**TO BE DONE:** Select, from the data, each line where "Team" occurs.

[Figure data in JSON]
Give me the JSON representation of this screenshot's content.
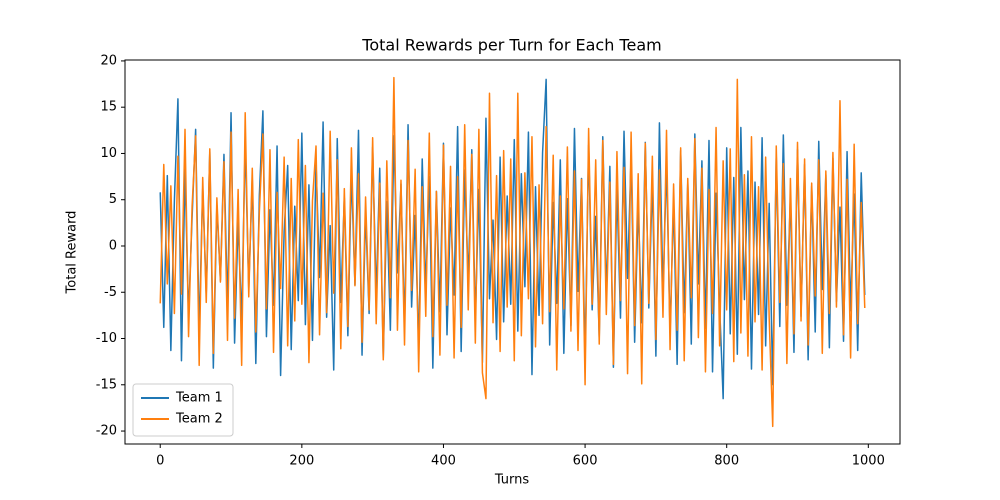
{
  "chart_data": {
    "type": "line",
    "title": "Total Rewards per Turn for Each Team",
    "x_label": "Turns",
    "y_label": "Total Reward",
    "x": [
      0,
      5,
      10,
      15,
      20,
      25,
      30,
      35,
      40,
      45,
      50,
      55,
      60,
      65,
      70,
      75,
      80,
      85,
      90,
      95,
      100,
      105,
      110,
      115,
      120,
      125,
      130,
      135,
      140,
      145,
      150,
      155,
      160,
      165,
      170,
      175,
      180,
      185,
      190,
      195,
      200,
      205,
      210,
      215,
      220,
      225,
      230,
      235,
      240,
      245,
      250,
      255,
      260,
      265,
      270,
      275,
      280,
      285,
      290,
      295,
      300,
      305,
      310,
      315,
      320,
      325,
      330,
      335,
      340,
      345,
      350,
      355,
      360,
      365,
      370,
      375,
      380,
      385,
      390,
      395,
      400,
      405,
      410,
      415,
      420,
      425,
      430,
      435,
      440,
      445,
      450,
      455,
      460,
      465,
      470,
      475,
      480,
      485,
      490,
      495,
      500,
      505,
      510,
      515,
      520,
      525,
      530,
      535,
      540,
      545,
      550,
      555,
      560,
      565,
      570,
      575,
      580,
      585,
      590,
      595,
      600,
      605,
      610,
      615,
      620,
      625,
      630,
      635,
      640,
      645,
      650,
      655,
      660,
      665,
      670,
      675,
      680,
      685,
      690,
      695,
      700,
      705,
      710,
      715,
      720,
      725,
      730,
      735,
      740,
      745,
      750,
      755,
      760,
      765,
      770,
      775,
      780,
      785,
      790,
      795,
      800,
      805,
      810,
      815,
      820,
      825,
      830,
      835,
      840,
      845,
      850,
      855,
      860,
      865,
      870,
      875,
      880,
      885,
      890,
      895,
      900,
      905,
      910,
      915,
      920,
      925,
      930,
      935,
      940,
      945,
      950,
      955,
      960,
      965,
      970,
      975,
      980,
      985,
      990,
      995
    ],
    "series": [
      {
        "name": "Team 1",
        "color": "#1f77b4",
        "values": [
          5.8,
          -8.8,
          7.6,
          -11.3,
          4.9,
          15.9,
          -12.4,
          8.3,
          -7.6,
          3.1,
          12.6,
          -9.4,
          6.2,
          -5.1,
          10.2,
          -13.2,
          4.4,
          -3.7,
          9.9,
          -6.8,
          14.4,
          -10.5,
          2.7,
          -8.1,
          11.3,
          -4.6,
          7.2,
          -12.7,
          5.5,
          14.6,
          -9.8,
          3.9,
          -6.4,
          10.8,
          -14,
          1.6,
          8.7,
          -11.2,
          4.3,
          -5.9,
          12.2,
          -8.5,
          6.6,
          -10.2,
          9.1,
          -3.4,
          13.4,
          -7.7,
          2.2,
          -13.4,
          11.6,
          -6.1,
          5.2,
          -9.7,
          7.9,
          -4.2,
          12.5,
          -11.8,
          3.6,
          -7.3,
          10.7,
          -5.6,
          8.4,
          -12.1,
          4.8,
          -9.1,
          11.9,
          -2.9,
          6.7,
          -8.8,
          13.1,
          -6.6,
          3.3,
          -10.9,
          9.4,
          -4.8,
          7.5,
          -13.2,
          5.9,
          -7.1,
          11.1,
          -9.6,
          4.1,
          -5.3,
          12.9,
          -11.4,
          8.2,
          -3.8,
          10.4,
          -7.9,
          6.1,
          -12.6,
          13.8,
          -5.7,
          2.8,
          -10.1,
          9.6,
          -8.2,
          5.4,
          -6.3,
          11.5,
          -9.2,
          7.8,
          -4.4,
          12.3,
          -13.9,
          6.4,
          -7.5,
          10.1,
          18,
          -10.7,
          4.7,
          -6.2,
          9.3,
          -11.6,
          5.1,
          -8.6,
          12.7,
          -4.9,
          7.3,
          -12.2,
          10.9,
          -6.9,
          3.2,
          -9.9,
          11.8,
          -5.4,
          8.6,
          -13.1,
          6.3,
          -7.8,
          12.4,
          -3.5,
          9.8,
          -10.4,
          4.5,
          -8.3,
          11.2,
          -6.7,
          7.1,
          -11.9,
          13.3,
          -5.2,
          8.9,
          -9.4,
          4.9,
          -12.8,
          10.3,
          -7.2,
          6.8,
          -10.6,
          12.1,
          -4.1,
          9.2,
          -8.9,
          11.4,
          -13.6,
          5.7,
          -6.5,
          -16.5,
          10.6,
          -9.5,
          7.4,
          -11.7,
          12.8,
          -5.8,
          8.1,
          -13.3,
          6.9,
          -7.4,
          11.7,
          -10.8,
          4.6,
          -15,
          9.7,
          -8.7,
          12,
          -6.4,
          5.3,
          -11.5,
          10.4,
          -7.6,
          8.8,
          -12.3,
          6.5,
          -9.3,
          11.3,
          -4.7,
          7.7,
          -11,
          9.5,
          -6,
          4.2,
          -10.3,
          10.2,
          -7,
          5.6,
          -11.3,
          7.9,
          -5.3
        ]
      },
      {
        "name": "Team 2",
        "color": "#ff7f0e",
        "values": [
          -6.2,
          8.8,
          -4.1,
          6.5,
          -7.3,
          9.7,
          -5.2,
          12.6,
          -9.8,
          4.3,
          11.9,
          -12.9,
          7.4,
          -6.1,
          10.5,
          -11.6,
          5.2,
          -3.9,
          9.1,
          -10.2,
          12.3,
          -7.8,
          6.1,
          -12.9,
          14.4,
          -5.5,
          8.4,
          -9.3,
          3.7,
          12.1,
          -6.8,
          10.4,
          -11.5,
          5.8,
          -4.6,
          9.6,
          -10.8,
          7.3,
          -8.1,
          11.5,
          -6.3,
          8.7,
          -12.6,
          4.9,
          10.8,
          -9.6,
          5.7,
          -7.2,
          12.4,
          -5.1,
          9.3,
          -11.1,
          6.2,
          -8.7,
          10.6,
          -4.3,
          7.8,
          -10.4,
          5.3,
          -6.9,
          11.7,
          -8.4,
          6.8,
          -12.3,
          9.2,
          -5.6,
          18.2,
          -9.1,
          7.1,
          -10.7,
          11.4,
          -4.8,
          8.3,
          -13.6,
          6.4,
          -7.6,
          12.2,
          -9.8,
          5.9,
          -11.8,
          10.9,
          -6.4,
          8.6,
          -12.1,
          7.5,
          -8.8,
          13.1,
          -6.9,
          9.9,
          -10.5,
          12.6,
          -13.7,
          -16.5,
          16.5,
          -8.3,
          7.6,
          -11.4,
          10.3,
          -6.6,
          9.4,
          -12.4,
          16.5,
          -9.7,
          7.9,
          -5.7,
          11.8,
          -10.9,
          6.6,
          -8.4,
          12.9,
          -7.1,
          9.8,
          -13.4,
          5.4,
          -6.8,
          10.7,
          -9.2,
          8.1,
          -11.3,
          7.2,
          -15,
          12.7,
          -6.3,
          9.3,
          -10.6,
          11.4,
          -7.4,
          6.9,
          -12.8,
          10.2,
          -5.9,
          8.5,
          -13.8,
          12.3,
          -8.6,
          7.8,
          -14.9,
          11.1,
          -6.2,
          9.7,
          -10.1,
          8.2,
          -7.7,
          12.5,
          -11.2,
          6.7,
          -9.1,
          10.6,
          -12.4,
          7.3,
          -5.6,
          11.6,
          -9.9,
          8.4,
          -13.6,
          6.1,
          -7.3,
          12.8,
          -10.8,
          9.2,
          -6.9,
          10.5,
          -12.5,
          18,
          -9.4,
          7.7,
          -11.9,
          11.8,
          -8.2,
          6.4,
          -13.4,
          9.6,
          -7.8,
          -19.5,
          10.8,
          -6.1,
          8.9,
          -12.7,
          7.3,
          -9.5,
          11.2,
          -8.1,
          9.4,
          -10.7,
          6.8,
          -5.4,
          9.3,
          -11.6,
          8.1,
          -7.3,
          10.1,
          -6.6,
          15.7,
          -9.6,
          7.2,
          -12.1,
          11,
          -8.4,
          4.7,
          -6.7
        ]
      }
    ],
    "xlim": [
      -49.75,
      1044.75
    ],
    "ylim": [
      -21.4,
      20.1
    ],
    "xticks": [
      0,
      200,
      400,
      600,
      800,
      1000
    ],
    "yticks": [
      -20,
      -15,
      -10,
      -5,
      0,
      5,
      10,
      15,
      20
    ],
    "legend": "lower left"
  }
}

**THE SOLUTION:**
    "title": "Total Rewards per Turn for Each Team",
        "name": "Team 1",
        "name": "Team 2",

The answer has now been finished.